GIVEN REQUEST:
The records below must be retyped exactly.

TASK MATERIAL:

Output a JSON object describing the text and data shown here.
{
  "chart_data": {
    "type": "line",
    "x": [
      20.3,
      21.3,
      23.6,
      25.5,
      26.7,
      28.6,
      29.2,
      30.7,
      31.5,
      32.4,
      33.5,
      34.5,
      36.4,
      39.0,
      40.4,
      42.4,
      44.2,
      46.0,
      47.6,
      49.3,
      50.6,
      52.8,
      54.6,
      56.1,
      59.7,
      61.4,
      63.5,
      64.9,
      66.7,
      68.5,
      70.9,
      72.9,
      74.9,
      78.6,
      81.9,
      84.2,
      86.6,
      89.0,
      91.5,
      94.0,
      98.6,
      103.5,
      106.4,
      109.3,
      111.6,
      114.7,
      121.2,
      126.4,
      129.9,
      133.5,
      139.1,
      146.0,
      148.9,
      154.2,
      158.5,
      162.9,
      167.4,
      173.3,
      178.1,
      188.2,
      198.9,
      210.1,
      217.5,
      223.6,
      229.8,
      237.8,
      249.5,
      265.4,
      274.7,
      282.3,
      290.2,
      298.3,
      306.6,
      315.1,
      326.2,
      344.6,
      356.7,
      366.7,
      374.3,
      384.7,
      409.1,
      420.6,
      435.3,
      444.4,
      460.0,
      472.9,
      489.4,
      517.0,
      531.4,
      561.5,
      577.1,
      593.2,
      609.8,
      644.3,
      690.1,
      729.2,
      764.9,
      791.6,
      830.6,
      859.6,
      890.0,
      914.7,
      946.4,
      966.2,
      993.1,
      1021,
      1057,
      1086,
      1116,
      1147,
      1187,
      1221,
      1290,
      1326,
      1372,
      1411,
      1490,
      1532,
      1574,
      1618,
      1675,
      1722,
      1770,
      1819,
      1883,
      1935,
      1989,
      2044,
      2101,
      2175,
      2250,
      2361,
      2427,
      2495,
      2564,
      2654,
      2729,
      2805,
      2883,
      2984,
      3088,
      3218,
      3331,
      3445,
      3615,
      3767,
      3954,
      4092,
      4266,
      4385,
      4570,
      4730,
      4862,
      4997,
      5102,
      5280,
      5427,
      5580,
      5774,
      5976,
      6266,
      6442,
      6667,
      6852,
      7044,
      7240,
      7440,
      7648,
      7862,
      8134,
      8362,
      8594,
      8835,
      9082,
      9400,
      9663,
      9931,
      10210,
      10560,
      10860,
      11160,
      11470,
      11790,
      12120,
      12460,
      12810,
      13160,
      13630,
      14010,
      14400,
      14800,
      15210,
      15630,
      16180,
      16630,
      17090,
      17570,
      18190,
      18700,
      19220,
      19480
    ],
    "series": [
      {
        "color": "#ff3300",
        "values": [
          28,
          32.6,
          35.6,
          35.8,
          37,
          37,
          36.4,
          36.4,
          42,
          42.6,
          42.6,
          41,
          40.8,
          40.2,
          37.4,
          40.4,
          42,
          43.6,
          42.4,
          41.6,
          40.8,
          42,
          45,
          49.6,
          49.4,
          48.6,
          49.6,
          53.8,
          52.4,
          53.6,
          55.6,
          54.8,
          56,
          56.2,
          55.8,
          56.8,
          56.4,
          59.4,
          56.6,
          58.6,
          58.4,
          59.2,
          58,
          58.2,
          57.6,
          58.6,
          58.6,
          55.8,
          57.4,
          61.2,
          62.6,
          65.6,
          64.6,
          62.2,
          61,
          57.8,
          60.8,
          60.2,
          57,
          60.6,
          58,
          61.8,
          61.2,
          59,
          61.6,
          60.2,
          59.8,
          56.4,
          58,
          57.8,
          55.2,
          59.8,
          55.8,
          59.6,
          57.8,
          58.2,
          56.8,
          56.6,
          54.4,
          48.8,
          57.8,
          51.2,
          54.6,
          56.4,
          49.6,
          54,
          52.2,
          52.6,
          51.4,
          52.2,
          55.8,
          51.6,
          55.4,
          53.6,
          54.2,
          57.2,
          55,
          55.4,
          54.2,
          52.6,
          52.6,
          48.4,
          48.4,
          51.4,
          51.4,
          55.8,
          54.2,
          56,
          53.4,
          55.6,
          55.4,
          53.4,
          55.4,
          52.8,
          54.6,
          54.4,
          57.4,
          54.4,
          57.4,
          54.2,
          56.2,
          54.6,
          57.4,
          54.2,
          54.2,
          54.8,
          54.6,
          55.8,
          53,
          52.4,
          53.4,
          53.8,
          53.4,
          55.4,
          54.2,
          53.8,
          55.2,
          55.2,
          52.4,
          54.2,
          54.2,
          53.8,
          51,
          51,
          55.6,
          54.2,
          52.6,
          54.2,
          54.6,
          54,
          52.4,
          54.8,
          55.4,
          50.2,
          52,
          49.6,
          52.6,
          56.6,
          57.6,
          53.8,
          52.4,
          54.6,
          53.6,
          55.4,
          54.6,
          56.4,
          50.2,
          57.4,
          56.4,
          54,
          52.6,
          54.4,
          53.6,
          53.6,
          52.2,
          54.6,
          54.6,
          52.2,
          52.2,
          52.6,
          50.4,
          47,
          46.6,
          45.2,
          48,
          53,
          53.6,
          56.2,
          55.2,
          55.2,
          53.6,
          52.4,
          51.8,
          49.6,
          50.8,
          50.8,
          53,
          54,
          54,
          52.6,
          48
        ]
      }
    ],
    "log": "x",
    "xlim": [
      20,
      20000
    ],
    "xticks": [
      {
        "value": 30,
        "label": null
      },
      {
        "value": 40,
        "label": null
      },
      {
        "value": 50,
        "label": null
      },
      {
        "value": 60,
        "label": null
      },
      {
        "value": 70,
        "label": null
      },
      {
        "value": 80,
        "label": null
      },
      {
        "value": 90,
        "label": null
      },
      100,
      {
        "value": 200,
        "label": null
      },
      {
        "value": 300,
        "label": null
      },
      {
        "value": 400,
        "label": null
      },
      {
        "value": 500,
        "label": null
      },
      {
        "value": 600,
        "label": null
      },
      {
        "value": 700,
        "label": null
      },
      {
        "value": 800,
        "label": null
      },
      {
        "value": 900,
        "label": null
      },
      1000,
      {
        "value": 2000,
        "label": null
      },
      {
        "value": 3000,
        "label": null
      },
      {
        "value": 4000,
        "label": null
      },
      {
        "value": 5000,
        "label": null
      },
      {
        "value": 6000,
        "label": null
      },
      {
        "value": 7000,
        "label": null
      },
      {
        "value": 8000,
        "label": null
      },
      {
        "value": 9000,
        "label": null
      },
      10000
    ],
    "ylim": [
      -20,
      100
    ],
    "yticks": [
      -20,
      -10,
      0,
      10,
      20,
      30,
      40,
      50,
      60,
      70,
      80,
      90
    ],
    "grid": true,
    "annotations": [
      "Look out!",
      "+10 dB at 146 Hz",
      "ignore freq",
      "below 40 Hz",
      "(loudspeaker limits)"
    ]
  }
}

RESULT FOR THIS TASK:
Output a JSON object describing the text and data shown here.
{
  "chart_data": {
    "type": "line",
    "x": [
      20.3,
      21.3,
      23.6,
      25.5,
      26.7,
      28.6,
      29.2,
      30.7,
      31.5,
      32.4,
      33.5,
      34.5,
      36.4,
      39.0,
      40.4,
      42.4,
      44.2,
      46.0,
      47.6,
      49.3,
      50.6,
      52.8,
      54.6,
      56.1,
      59.7,
      61.4,
      63.5,
      64.9,
      66.7,
      68.5,
      70.9,
      72.9,
      74.9,
      78.6,
      81.9,
      84.2,
      86.6,
      89.0,
      91.5,
      94.0,
      98.6,
      103.5,
      106.4,
      109.3,
      111.6,
      114.7,
      121.2,
      126.4,
      129.9,
      133.5,
      139.1,
      146.0,
      148.9,
      154.2,
      158.5,
      162.9,
      167.4,
      173.3,
      178.1,
      188.2,
      198.9,
      210.1,
      217.5,
      223.6,
      229.8,
      237.8,
      249.5,
      265.4,
      274.7,
      282.3,
      290.2,
      298.3,
      306.6,
      315.1,
      326.2,
      344.6,
      356.7,
      366.7,
      374.3,
      384.7,
      409.1,
      420.6,
      435.3,
      444.4,
      460.0,
      472.9,
      489.4,
      517.0,
      531.4,
      561.5,
      577.1,
      593.2,
      609.8,
      644.3,
      690.1,
      729.2,
      764.9,
      791.6,
      830.6,
      859.6,
      890.0,
      914.7,
      946.4,
      966.2,
      993.1,
      1021,
      1057,
      1086,
      1116,
      1147,
      1187,
      1221,
      1290,
      1326,
      1372,
      1411,
      1490,
      1532,
      1574,
      1618,
      1675,
      1722,
      1770,
      1819,
      1883,
      1935,
      1989,
      2044,
      2101,
      2175,
      2250,
      2361,
      2427,
      2495,
      2564,
      2654,
      2729,
      2805,
      2883,
      2984,
      3088,
      3218,
      3331,
      3445,
      3615,
      3767,
      3954,
      4092,
      4266,
      4385,
      4570,
      4730,
      4862,
      4997,
      5102,
      5280,
      5427,
      5580,
      5774,
      5976,
      6266,
      6442,
      6667,
      6852,
      7044,
      7240,
      7440,
      7648,
      7862,
      8134,
      8362,
      8594,
      8835,
      9082,
      9400,
      9663,
      9931,
      10210,
      10560,
      10860,
      11160,
      11470,
      11790,
      12120,
      12460,
      12810,
      13160,
      13630,
      14010,
      14400,
      14800,
      15210,
      15630,
      16180,
      16630,
      17090,
      17570,
      18190,
      18700,
      19220,
      19480
    ],
    "series": [
      {
        "color": "#ff3300",
        "values": [
          28,
          32.6,
          35.6,
          35.8,
          37,
          37,
          36.4,
          36.4,
          42,
          42.6,
          42.6,
          41,
          40.8,
          40.2,
          37.4,
          40.4,
          42,
          43.6,
          42.4,
          41.6,
          40.8,
          42,
          45,
          49.6,
          49.4,
          48.6,
          49.6,
          53.8,
          52.4,
          53.6,
          55.6,
          54.8,
          56,
          56.2,
          55.8,
          56.8,
          56.4,
          59.4,
          56.6,
          58.6,
          58.4,
          59.2,
          58,
          58.2,
          57.6,
          58.6,
          58.6,
          55.8,
          57.4,
          61.2,
          62.6,
          65.6,
          64.6,
          62.2,
          61,
          57.8,
          60.8,
          60.2,
          57,
          60.6,
          58,
          61.8,
          61.2,
          59,
          61.6,
          60.2,
          59.8,
          56.4,
          58,
          57.8,
          55.2,
          59.8,
          55.8,
          59.6,
          57.8,
          58.2,
          56.8,
          56.6,
          54.4,
          48.8,
          57.8,
          51.2,
          54.6,
          56.4,
          49.6,
          54,
          52.2,
          52.6,
          51.4,
          52.2,
          55.8,
          51.6,
          55.4,
          53.6,
          54.2,
          57.2,
          55,
          55.4,
          54.2,
          52.6,
          52.6,
          48.4,
          48.4,
          51.4,
          51.4,
          55.8,
          54.2,
          56,
          53.4,
          55.6,
          55.4,
          53.4,
          55.4,
          52.8,
          54.6,
          54.4,
          57.4,
          54.4,
          57.4,
          54.2,
          56.2,
          54.6,
          57.4,
          54.2,
          54.2,
          54.8,
          54.6,
          55.8,
          53,
          52.4,
          53.4,
          53.8,
          53.4,
          55.4,
          54.2,
          53.8,
          55.2,
          55.2,
          52.4,
          54.2,
          54.2,
          53.8,
          51,
          51,
          55.6,
          54.2,
          52.6,
          54.2,
          54.6,
          54,
          52.4,
          54.8,
          55.4,
          50.2,
          52,
          49.6,
          52.6,
          56.6,
          57.6,
          53.8,
          52.4,
          54.6,
          53.6,
          55.4,
          54.6,
          56.4,
          50.2,
          57.4,
          56.4,
          54,
          52.6,
          54.4,
          53.6,
          53.6,
          52.2,
          54.6,
          54.6,
          52.2,
          52.2,
          52.6,
          50.4,
          47,
          46.6,
          45.2,
          48,
          53,
          53.6,
          56.2,
          55.2,
          55.2,
          53.6,
          52.4,
          51.8,
          49.6,
          50.8,
          50.8,
          53,
          54,
          54,
          52.6,
          48
        ]
      }
    ],
    "log": "x",
    "xlim": [
      20,
      20000
    ],
    "xticks": [
      {
        "value": 30,
        "label": null
      },
      {
        "value": 40,
        "label": null
      },
      {
        "value": 50,
        "label": null
      },
      {
        "value": 60,
        "label": null
      },
      {
        "value": 70,
        "label": null
      },
      {
        "value": 80,
        "label": null
      },
      {
        "value": 90,
        "label": null
      },
      100,
      {
        "value": 200,
        "label": null
      },
      {
        "value": 300,
        "label": null
      },
      {
        "value": 400,
        "label": null
      },
      {
        "value": 500,
        "label": null
      },
      {
        "value": 600,
        "label": null
      },
      {
        "value": 700,
        "label": null
      },
      {
        "value": 800,
        "label": null
      },
      {
        "value": 900,
        "label": null
      },
      1000,
      {
        "value": 2000,
        "label": null
      },
      {
        "value": 3000,
        "label": null
      },
      {
        "value": 4000,
        "label": null
      },
      {
        "value": 5000,
        "label": null
      },
      {
        "value": 6000,
        "label": null
      },
      {
        "value": 7000,
        "label": null
      },
      {
        "value": 8000,
        "label": null
      },
      {
        "value": 9000,
        "label": null
      },
      10000
    ],
    "ylim": [
      -20,
      100
    ],
    "yticks": [
      -20,
      -10,
      0,
      10,
      20,
      30,
      40,
      50,
      60,
      70,
      80,
      90
    ],
    "grid": true,
    "annotations": [
      "Look out!",
      "+10 dB at 146 Hz",
      "ignore freq",
      "below 40 Hz",
      "(loudspeaker limits)"
    ]
  }
}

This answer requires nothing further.